* [THE TASK]: In the records below, find each line with the word "やや不満" and copy it.

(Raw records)
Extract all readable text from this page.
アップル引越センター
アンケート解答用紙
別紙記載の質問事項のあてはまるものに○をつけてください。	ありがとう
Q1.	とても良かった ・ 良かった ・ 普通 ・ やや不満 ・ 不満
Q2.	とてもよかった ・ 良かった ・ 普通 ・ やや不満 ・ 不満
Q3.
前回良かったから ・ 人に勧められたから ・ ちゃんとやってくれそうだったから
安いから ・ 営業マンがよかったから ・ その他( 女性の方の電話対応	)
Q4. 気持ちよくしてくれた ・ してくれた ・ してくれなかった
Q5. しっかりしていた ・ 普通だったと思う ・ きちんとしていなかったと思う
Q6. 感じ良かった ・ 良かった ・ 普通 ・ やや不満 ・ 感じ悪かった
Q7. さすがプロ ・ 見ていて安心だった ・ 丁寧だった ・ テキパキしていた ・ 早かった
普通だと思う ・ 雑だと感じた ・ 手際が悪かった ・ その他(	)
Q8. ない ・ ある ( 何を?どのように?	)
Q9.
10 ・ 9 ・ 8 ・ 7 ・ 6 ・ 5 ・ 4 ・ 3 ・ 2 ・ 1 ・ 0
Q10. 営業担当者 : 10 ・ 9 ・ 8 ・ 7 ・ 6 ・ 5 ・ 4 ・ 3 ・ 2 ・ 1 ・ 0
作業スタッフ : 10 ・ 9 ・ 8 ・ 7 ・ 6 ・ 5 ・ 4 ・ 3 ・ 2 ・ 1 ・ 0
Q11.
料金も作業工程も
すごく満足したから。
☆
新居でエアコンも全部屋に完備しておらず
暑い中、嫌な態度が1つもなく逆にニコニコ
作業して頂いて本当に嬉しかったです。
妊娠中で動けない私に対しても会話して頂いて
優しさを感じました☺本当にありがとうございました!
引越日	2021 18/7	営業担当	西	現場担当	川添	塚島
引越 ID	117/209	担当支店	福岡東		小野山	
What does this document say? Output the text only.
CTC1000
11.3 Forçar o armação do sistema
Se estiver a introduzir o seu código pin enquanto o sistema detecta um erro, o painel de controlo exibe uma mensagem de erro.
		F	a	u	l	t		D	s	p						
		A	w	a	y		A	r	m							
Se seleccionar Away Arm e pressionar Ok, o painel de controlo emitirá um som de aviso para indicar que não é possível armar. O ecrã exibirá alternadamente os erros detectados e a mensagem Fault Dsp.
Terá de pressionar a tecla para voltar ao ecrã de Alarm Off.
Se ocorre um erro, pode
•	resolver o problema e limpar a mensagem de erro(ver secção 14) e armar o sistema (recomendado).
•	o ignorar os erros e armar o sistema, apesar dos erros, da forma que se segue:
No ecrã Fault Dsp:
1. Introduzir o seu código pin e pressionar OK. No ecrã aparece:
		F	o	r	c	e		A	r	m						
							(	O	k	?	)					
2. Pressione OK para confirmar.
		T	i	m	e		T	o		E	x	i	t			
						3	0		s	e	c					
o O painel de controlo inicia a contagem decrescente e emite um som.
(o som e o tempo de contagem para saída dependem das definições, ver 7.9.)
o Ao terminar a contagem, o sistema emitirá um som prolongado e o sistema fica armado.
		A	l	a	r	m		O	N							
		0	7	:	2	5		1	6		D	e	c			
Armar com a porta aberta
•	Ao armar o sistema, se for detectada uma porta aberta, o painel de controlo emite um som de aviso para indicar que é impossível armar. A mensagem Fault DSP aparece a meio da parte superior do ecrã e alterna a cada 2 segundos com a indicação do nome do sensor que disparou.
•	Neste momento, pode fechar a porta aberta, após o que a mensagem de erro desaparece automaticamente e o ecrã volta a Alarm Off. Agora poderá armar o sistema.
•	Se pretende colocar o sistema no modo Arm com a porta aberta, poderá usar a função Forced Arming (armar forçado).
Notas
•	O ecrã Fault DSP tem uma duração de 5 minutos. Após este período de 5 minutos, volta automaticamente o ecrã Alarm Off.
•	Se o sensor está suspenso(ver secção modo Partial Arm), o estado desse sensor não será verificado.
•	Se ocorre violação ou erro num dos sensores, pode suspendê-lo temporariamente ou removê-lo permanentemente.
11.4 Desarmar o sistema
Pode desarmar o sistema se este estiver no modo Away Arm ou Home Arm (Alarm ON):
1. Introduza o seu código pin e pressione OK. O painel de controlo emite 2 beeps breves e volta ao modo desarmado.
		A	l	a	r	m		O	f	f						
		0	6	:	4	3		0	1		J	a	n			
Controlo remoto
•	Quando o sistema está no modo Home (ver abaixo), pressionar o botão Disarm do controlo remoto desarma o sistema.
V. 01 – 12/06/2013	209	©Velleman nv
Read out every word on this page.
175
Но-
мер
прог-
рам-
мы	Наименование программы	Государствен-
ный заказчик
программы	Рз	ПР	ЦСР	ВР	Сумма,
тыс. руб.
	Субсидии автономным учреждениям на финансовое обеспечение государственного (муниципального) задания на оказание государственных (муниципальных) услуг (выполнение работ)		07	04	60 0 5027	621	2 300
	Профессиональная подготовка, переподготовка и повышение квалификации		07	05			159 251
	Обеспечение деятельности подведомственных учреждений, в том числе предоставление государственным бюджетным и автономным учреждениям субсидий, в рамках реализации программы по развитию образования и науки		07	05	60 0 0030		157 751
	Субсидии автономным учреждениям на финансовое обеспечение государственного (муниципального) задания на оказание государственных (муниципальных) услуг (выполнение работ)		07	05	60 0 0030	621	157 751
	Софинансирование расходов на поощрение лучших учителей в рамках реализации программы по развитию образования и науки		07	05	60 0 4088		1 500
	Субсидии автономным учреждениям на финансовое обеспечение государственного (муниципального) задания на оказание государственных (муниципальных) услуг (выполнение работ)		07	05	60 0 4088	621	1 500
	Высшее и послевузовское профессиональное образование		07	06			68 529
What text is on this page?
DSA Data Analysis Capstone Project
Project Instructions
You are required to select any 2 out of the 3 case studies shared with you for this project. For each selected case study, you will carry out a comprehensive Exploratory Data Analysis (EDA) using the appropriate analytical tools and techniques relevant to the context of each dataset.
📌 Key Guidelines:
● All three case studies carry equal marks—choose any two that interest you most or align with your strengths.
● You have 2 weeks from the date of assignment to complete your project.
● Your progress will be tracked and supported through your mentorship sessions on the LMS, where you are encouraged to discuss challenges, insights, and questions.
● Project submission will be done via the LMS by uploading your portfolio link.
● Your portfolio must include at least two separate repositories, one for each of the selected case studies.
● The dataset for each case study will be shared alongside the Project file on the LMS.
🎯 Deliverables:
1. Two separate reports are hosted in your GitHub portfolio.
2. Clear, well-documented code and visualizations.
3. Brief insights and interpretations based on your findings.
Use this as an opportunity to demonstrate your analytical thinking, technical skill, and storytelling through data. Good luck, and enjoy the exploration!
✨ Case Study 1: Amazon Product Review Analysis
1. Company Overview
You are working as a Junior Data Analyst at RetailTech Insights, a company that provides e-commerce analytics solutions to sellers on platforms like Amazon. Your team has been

* [FINAL ANSWER]:
Q1.	とても良かった ・ 良かった ・ 普通 ・ やや不満 ・ 不満
Q2.	とてもよかった ・ 良かった ・ 普通 ・ やや不満 ・ 不満
Q6. 感じ良かった ・ 良かった ・ 普通 ・ やや不満 ・ 感じ悪かった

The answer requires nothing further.